AIM OF THE EXERCISE:
Retype the full set of records. Keep every character identical.

(Records from a data source)

▼

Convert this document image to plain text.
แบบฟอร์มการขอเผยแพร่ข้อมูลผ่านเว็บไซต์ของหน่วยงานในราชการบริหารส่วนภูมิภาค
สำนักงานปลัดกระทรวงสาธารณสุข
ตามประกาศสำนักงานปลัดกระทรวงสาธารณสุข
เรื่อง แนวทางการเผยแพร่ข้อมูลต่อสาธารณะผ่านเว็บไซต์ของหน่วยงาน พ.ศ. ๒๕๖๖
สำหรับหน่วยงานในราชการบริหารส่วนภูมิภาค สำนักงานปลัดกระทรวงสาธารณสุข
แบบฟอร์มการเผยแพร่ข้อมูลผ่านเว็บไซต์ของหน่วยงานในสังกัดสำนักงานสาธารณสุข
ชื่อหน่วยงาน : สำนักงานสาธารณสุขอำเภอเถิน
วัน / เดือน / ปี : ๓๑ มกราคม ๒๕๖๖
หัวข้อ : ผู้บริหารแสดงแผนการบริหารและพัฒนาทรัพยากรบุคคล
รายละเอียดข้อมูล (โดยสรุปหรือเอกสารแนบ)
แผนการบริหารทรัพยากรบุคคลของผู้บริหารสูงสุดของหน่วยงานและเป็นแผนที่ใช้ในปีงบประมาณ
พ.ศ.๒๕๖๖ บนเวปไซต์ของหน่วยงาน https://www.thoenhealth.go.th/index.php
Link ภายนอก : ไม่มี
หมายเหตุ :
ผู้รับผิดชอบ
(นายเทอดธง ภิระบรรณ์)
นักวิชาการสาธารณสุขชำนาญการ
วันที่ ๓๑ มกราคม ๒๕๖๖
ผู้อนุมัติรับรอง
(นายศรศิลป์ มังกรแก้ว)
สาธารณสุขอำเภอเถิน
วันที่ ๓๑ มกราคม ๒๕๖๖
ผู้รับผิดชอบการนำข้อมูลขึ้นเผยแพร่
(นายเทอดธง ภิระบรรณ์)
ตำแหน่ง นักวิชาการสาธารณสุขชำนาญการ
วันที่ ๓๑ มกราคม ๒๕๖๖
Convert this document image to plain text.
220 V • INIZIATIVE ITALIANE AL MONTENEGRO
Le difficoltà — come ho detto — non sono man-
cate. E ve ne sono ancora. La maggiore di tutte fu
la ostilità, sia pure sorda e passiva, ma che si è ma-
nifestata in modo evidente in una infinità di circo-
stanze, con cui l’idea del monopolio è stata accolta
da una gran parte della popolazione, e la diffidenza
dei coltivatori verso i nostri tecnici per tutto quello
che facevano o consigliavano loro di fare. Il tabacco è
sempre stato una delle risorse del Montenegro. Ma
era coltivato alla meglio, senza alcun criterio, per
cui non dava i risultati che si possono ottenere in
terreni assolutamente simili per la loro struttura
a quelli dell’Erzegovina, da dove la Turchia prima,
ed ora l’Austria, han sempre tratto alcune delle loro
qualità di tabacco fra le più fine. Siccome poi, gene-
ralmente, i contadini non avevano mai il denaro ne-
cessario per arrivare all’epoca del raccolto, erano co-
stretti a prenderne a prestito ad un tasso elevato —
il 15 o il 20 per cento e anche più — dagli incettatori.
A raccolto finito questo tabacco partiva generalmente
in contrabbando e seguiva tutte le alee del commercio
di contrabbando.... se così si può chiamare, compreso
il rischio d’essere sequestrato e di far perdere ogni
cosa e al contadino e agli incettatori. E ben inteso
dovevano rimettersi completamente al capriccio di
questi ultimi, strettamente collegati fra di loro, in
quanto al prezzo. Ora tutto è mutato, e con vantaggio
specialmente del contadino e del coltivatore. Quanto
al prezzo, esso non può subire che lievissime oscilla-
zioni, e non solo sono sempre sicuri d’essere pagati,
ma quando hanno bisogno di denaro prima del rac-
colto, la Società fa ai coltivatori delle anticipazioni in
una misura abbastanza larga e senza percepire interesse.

▲

ANSWER TO THE TASK:
Convert this document image to plain text.
แบบฟอร์มการขอเผยแพร่ข้อมูลผ่านเว็บไซต์ของหน่วยงานในราชการบริหารส่วนภูมิภาค
สำนักงานปลัดกระทรวงสาธารณสุข
ตามประกาศสำนักงานปลัดกระทรวงสาธารณสุข
เรื่อง แนวทางการเผยแพร่ข้อมูลต่อสาธารณะผ่านเว็บไซต์ของหน่วยงาน พ.ศ. ๒๕๖๖
สำหรับหน่วยงานในราชการบริหารส่วนภูมิภาค สำนักงานปลัดกระทรวงสาธารณสุข
แบบฟอร์มการเผยแพร่ข้อมูลผ่านเว็บไซต์ของหน่วยงานในสังกัดสำนักงานสาธารณสุข
ชื่อหน่วยงาน : สำนักงานสาธารณสุขอำเภอเถิน
วัน / เดือน / ปี : ๓๑ มกราคม ๒๕๖๖
หัวข้อ : ผู้บริหารแสดงแผนการบริหารและพัฒนาทรัพยากรบุคคล
รายละเอียดข้อมูล (โดยสรุปหรือเอกสารแนบ)
แผนการบริหารทรัพยากรบุคคลของผู้บริหารสูงสุดของหน่วยงานและเป็นแผนที่ใช้ในปีงบประมาณ
พ.ศ.๒๕๖๖ บนเวปไซต์ของหน่วยงาน https://www.thoenhealth.go.th/index.php
Link ภายนอก : ไม่มี
หมายเหตุ :
ผู้รับผิดชอบ
(นายเทอดธง ภิระบรรณ์)
นักวิชาการสาธารณสุขชำนาญการ
วันที่ ๓๑ มกราคม ๒๕๖๖
ผู้อนุมัติรับรอง
(นายศรศิลป์ มังกรแก้ว)
สาธารณสุขอำเภอเถิน
วันที่ ๓๑ มกราคม ๒๕๖๖
ผู้รับผิดชอบการนำข้อมูลขึ้นเผยแพร่
(นายเทอดธง ภิระบรรณ์)
ตำแหน่ง นักวิชาการสาธารณสุขชำนาญการ
วันที่ ๓๑ มกราคม ๒๕๖๖
Convert this document image to plain text.
220 V • INIZIATIVE ITALIANE AL MONTENEGRO
Le difficoltà — come ho detto — non sono man-
cate. E ve ne sono ancora. La maggiore di tutte fu
la ostilità, sia pure sorda e passiva, ma che si è ma-
nifestata in modo evidente in una infinità di circo-
stanze, con cui l’idea del monopolio è stata accolta
da una gran parte della popolazione, e la diffidenza
dei coltivatori verso i nostri tecnici per tutto quello
che facevano o consigliavano loro di fare. Il tabacco è
sempre stato una delle risorse del Montenegro. Ma
era coltivato alla meglio, senza alcun criterio, per
cui non dava i risultati che si possono ottenere in
terreni assolutamente simili per la loro struttura
a quelli dell’Erzegovina, da dove la Turchia prima,
ed ora l’Austria, han sempre tratto alcune delle loro
qualità di tabacco fra le più fine. Siccome poi, gene-
ralmente, i contadini non avevano mai il denaro ne-
cessario per arrivare all’epoca del raccolto, erano co-
stretti a prenderne a prestito ad un tasso elevato —
il 15 o il 20 per cento e anche più — dagli incettatori.
A raccolto finito questo tabacco partiva generalmente
in contrabbando e seguiva tutte le alee del commercio
di contrabbando.... se così si può chiamare, compreso
il rischio d’essere sequestrato e di far perdere ogni
cosa e al contadino e agli incettatori. E ben inteso
dovevano rimettersi completamente al capriccio di
questi ultimi, strettamente collegati fra di loro, in
quanto al prezzo. Ora tutto è mutato, e con vantaggio
specialmente del contadino e del coltivatore. Quanto
al prezzo, esso non può subire che lievissime oscilla-
zioni, e non solo sono sempre sicuri d’essere pagati,
ma quando hanno bisogno di denaro prima del rac-
colto, la Società fa ai coltivatori delle anticipazioni in
una misura abbastanza larga e senza percepire interesse.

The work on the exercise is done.